* Work required
A line counts if it contains the string "Dashboard"; say how many such lines there are, giving only the number.

* Information shown
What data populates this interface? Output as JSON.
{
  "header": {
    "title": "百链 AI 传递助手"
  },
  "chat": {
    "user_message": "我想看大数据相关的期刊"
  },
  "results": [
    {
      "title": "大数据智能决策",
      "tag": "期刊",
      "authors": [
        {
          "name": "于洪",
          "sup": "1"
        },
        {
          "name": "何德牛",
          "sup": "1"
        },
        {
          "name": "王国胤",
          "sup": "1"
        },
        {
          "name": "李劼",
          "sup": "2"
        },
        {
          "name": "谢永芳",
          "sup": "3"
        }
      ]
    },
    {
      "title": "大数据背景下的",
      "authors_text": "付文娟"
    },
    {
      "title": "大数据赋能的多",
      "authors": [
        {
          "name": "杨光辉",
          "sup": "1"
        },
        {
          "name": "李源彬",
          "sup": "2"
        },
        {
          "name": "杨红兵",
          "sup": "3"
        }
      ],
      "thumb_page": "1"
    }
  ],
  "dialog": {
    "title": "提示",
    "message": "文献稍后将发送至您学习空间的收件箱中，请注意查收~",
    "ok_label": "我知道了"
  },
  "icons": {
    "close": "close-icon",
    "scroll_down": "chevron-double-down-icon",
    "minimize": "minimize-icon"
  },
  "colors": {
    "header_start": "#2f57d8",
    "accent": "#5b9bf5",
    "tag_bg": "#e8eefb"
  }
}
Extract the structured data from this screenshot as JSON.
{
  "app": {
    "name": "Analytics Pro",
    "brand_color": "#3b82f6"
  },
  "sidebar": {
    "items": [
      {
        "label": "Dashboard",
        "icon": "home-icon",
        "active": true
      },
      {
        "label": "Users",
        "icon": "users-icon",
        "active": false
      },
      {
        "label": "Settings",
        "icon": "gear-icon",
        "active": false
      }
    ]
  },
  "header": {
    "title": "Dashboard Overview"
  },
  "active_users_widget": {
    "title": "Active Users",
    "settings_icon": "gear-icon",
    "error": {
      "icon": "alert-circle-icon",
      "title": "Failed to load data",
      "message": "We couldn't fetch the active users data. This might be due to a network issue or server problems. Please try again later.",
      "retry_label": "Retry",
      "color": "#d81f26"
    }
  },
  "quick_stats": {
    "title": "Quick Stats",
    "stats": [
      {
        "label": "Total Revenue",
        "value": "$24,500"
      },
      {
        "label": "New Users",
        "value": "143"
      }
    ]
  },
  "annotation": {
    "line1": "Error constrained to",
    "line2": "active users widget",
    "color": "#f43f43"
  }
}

* Solution for this task
2